To be done: What lines of the data hold the string "true"? Pull each one out.

Task inputs:
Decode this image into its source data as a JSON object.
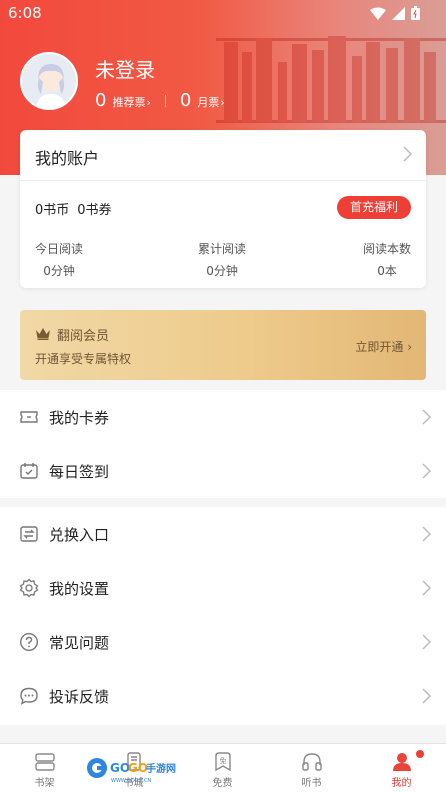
{
  "status_bar": {
    "time": "6:08"
  },
  "profile": {
    "username": "未登录",
    "recommend_count": "0",
    "recommend_label": "推荐票",
    "monthly_count": "0",
    "monthly_label": "月票"
  },
  "account": {
    "title": "我的账户",
    "coins": "0书币",
    "vouchers": "0书券",
    "first_charge_button": "首充福利",
    "stats": [
      {
        "label": "今日阅读",
        "value": "0分钟"
      },
      {
        "label": "累计阅读",
        "value": "0分钟"
      },
      {
        "label": "阅读本数",
        "value": "0本"
      }
    ]
  },
  "vip": {
    "title": "翻阅会员",
    "subtitle": "开通享受专属特权",
    "cta": "立即开通"
  },
  "menu_group_1": [
    {
      "label": "我的卡券",
      "icon": "ticket-icon"
    },
    {
      "label": "每日签到",
      "icon": "calendar-check-icon"
    }
  ],
  "menu_group_2": [
    {
      "label": "兑换入口",
      "icon": "exchange-icon"
    },
    {
      "label": "我的设置",
      "icon": "gear-icon"
    },
    {
      "label": "常见问题",
      "icon": "question-icon"
    },
    {
      "label": "投诉反馈",
      "icon": "chat-bubble-icon"
    }
  ],
  "tabs": [
    {
      "label": "书架",
      "icon": "bookshelf-icon"
    },
    {
      "label": "书城",
      "icon": "bookstore-icon"
    },
    {
      "label": "免费",
      "icon": "free-icon"
    },
    {
      "label": "听书",
      "icon": "headphones-icon"
    },
    {
      "label": "我的",
      "icon": "profile-icon",
      "active": true
    }
  ],
  "watermark": {
    "text": "GOGO手游网",
    "url_text": "WWW.GOGO.CN"
  },
  "colors": {
    "brand_red": "#ef3e35",
    "vip_text": "#6f5533",
    "active_tab": "#e53a30"
  }
}
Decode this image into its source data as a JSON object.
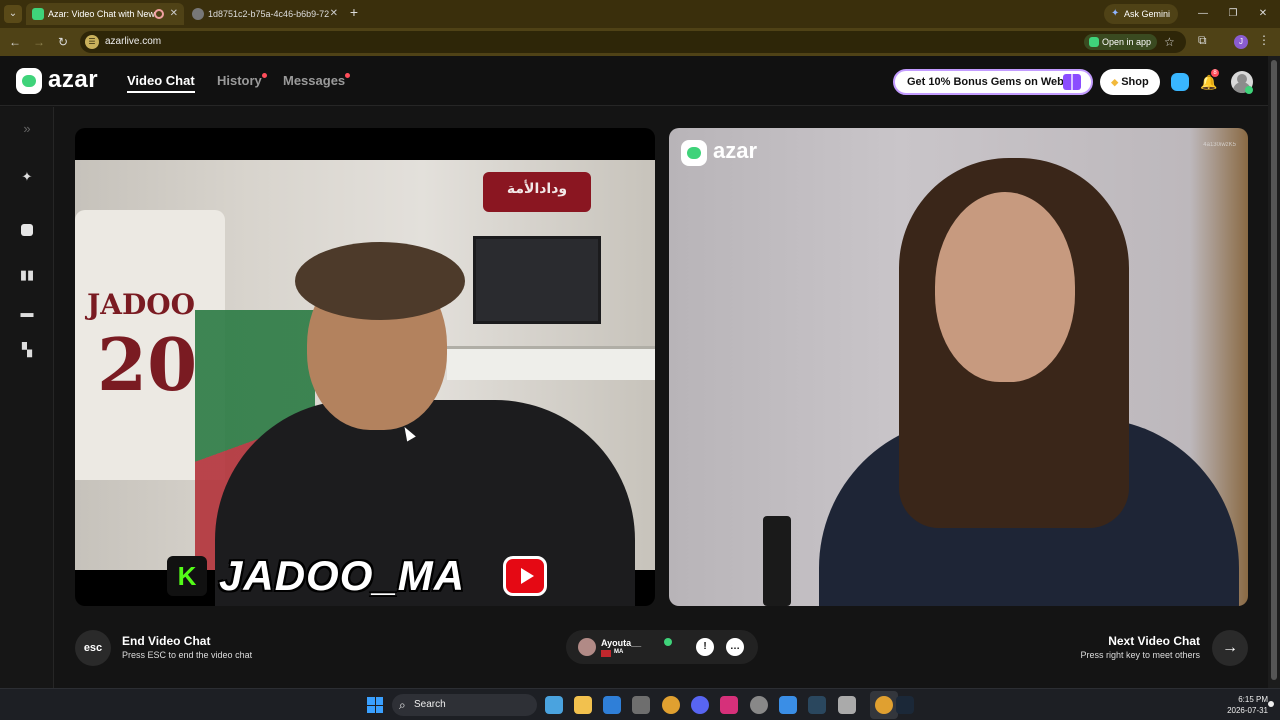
{
  "browser": {
    "tabs": [
      {
        "title": "Azar: Video Chat with New",
        "active": true
      },
      {
        "title": "1d8751c2-b75a-4c46-b6b9-72",
        "active": false
      }
    ],
    "ask_gemini": "Ask Gemini",
    "url": "azarlive.com",
    "open_in_app": "Open in app",
    "profile_initial": "J"
  },
  "app": {
    "logo": "azar",
    "nav": [
      {
        "label": "Video Chat",
        "active": true,
        "dot": false
      },
      {
        "label": "History",
        "active": false,
        "dot": true
      },
      {
        "label": "Messages",
        "active": false,
        "dot": true
      }
    ],
    "promo": "Get 10% Bonus Gems on Web!",
    "shop": "Shop",
    "bell_badge": "8"
  },
  "video": {
    "left_overlay_name": "JADOO_MA",
    "left_kick_glyph": "K",
    "jersey_name": "JADOO",
    "jersey_number": "20",
    "watermark_logo": "azar",
    "watermark_id": "4a130iwzK5"
  },
  "bottom": {
    "esc_label": "esc",
    "end_title": "End Video Chat",
    "end_sub": "Press ESC to end the video chat",
    "peer_name": "Ayouta__",
    "peer_country": "MA",
    "next_title": "Next Video Chat",
    "next_sub": "Press right key to meet others"
  },
  "taskbar": {
    "search_placeholder": "Search",
    "time": "6:15 PM",
    "date": "2026-07-31"
  },
  "colors": {
    "accent_green": "#3fd37a",
    "notification_red": "#ff4d5a",
    "chrome_frame": "#4f4216",
    "promo_border": "#c39cff"
  },
  "icons": [
    "tab-search-icon",
    "close-icon",
    "new-tab-icon",
    "back-icon",
    "forward-icon",
    "reload-icon",
    "star-icon",
    "extensions-icon",
    "more-icon",
    "gift-icon",
    "chat-icon",
    "bell-icon",
    "expand-icon",
    "magic-wand-icon",
    "swap-icon",
    "split-vertical-icon",
    "split-horizontal-icon",
    "grid-icon",
    "shield-icon",
    "message-icon",
    "arrow-right-icon",
    "windows-start-icon"
  ]
}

Exercise output:
      "active": true
        "active": true
        "active": true,
        "dot": true
        "dot": true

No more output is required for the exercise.